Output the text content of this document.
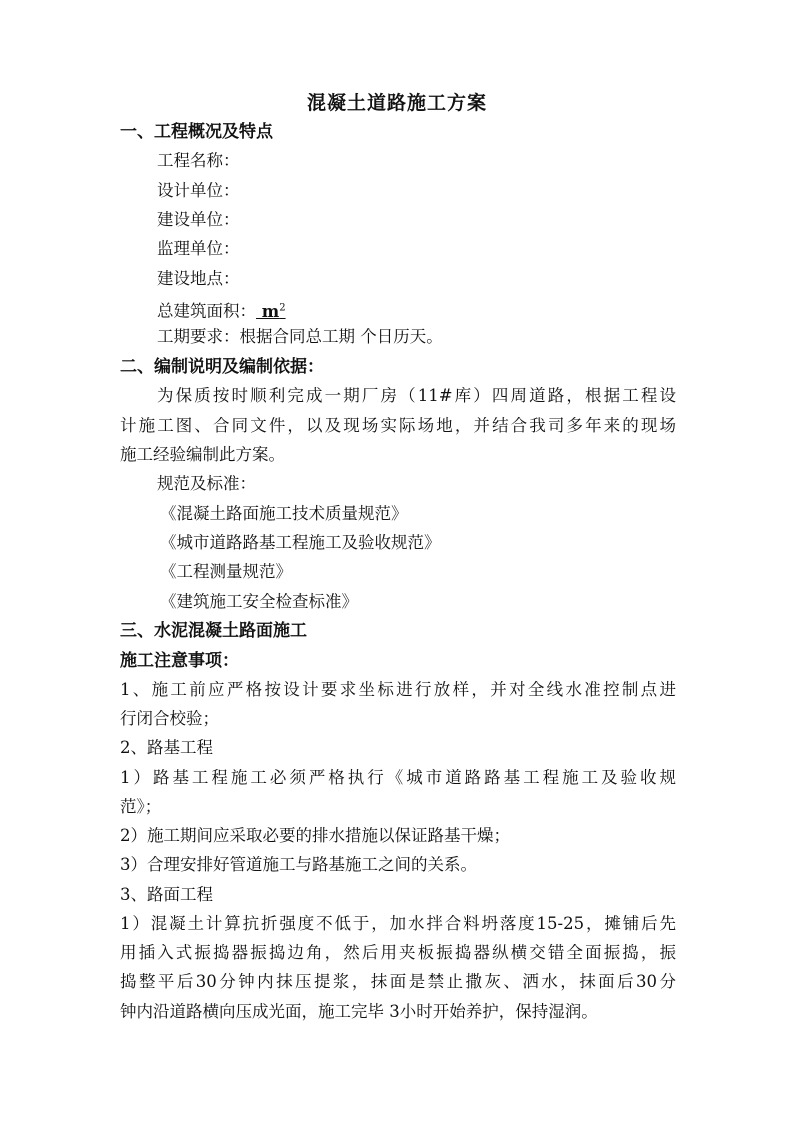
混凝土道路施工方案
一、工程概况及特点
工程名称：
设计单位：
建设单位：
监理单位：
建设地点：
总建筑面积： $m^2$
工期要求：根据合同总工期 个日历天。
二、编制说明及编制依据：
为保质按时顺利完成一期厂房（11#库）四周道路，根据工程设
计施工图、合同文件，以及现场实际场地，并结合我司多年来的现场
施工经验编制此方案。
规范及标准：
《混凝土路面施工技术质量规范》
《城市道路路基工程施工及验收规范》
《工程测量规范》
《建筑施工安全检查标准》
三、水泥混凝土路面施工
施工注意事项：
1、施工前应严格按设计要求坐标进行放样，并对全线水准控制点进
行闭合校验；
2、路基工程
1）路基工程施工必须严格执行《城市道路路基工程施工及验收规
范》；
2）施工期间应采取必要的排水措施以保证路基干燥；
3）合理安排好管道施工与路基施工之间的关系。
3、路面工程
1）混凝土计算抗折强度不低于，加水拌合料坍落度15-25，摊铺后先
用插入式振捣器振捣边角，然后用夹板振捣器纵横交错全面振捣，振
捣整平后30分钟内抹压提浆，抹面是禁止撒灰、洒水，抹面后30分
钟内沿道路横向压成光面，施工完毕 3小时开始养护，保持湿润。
━━━━━━━━━━━━━━━━━━━━━━━━━━━━━━
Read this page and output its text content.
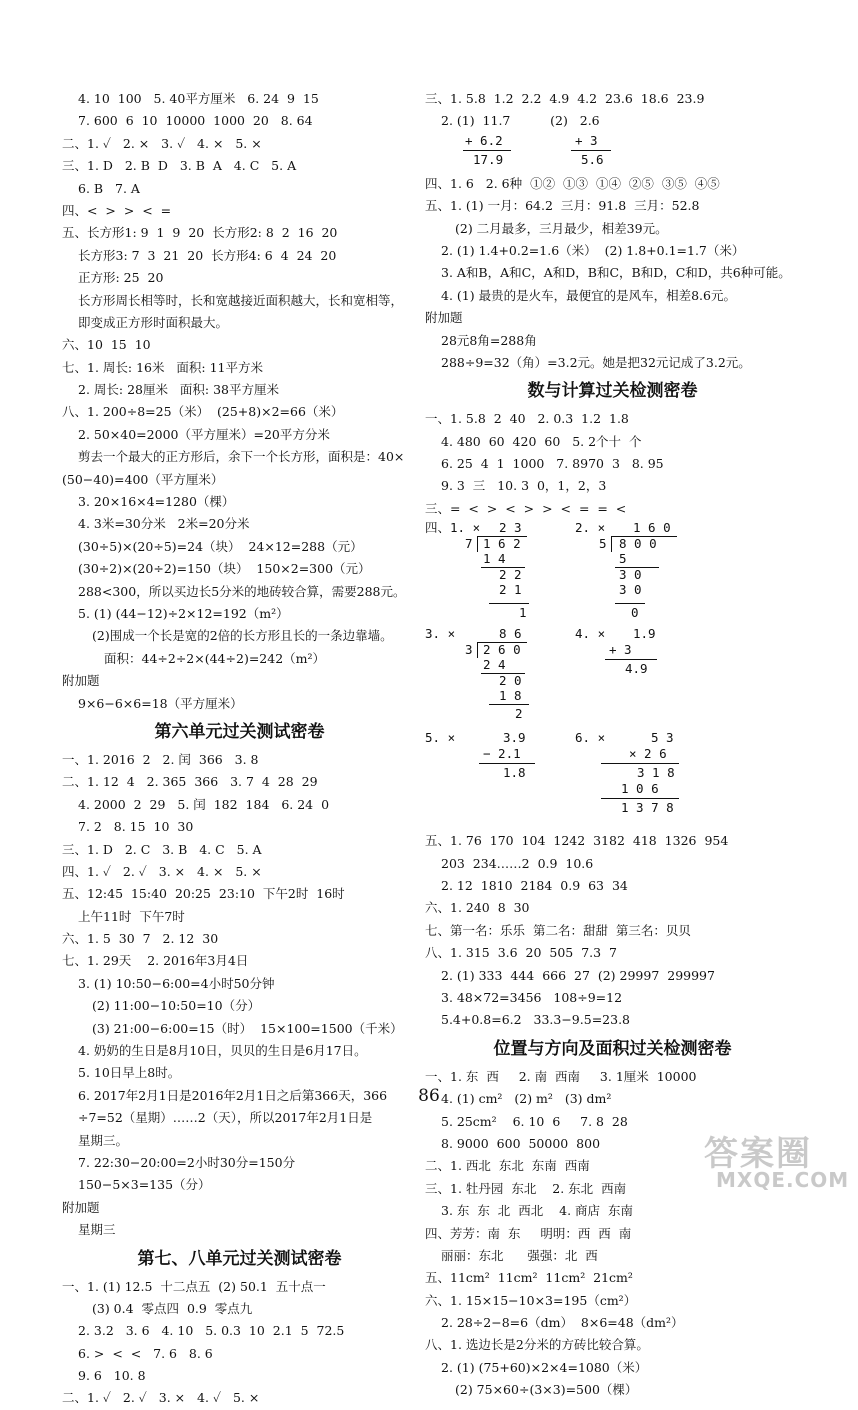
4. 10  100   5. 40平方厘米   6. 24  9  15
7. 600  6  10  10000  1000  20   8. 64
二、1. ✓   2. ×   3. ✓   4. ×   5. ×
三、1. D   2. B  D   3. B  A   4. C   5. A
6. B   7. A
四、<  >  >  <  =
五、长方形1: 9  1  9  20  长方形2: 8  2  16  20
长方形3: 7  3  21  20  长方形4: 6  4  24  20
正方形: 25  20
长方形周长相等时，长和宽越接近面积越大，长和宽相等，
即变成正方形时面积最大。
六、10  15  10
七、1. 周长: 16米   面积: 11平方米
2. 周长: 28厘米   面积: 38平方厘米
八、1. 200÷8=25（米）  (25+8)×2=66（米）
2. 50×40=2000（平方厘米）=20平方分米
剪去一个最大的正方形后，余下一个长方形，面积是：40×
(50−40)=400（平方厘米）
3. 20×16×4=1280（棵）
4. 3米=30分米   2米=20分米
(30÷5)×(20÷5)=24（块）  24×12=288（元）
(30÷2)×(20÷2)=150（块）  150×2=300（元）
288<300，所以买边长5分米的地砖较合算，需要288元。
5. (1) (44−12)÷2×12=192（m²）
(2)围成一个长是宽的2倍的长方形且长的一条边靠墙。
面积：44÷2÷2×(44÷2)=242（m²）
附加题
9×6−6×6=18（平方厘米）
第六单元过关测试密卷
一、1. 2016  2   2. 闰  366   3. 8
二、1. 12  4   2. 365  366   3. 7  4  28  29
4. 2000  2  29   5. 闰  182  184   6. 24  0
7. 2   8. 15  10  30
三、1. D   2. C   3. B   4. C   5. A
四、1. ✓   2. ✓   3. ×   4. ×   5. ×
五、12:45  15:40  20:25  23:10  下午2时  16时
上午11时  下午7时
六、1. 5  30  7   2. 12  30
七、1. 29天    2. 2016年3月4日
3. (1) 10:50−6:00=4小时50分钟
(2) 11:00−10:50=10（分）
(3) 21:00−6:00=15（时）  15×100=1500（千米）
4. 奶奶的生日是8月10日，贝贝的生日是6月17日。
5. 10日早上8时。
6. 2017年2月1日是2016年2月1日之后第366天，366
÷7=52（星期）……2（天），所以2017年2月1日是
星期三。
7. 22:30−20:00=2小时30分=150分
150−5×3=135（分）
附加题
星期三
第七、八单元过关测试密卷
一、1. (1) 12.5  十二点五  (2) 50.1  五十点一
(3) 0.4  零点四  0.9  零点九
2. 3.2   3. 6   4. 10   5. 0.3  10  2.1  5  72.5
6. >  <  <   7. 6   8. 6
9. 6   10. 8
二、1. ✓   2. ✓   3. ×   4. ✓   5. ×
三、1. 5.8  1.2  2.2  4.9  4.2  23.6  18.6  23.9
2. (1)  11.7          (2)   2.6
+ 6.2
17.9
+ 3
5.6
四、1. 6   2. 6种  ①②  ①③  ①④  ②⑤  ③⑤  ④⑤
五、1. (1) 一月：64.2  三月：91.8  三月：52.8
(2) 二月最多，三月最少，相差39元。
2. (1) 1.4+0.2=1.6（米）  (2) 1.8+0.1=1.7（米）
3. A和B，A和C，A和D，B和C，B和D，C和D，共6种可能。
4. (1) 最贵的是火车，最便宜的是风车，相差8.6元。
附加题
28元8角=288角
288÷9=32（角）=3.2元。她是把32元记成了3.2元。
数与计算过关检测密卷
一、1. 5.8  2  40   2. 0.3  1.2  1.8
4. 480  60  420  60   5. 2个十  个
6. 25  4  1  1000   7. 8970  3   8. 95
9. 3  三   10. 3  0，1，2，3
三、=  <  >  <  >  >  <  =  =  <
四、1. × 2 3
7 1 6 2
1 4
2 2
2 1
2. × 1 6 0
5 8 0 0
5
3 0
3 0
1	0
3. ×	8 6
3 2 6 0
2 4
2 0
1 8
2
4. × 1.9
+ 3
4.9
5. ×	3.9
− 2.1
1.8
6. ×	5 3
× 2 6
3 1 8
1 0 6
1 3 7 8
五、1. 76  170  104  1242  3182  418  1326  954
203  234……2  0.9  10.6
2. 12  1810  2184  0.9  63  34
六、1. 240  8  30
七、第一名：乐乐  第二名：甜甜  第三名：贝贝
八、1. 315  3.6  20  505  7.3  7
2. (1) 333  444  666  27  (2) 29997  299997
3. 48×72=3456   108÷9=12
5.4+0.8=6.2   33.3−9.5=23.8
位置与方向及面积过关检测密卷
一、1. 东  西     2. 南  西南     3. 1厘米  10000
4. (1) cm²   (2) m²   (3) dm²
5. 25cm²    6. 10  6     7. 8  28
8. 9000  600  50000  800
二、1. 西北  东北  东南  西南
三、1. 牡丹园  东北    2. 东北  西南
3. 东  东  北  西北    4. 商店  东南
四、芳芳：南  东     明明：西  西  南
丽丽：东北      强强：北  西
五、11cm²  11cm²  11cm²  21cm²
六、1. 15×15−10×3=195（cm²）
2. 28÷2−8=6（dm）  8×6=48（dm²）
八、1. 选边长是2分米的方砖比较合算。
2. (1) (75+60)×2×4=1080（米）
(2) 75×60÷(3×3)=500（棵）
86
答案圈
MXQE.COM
━━━━━━━━━━━━━━━━━━━━━━━━━━━━━━
■ Work to do ■
In the listing, find every line with the word "content" and state how many there are, nothing more.

■ Result of this task ■
2